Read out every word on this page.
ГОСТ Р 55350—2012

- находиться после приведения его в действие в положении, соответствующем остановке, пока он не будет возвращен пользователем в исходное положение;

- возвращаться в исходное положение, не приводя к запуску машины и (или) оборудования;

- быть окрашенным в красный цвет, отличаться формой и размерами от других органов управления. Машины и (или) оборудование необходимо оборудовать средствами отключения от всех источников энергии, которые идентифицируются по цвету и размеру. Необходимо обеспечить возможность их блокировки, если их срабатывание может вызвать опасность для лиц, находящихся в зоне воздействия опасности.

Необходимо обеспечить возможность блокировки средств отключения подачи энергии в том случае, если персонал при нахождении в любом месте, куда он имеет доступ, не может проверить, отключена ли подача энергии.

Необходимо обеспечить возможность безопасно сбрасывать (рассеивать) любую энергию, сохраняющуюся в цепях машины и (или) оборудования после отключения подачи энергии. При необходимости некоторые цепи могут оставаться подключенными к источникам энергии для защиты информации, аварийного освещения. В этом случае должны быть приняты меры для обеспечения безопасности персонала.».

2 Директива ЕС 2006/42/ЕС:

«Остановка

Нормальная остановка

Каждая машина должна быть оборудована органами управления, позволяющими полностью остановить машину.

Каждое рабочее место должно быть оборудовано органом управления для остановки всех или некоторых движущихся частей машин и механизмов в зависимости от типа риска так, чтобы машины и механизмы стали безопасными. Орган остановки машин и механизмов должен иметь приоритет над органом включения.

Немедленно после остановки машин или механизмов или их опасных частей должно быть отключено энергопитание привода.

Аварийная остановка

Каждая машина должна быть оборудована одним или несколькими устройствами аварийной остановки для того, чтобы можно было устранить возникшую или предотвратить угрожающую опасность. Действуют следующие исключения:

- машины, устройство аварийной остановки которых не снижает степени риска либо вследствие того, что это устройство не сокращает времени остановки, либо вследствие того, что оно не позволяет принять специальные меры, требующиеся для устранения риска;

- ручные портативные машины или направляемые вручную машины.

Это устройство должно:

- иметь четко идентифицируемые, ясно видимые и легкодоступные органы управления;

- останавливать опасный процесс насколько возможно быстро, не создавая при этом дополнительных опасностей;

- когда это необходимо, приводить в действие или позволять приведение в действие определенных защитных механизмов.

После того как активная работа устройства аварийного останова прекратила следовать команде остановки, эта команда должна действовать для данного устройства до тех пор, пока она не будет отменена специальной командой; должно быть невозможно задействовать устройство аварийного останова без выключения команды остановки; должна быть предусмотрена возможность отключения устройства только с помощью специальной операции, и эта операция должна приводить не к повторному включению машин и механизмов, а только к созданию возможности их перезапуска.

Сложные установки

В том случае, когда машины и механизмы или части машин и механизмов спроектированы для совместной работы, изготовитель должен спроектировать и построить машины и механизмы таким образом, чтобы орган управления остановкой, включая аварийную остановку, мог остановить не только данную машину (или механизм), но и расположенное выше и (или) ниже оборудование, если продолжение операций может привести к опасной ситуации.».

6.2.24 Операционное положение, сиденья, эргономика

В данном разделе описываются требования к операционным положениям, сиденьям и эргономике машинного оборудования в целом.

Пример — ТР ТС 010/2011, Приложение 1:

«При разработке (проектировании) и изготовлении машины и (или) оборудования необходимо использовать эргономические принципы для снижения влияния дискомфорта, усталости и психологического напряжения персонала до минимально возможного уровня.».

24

=====

▶ **Exercise brief**: Count each line above in which the string "частей" appears, then state only the total.

▶ **The completed task**: 2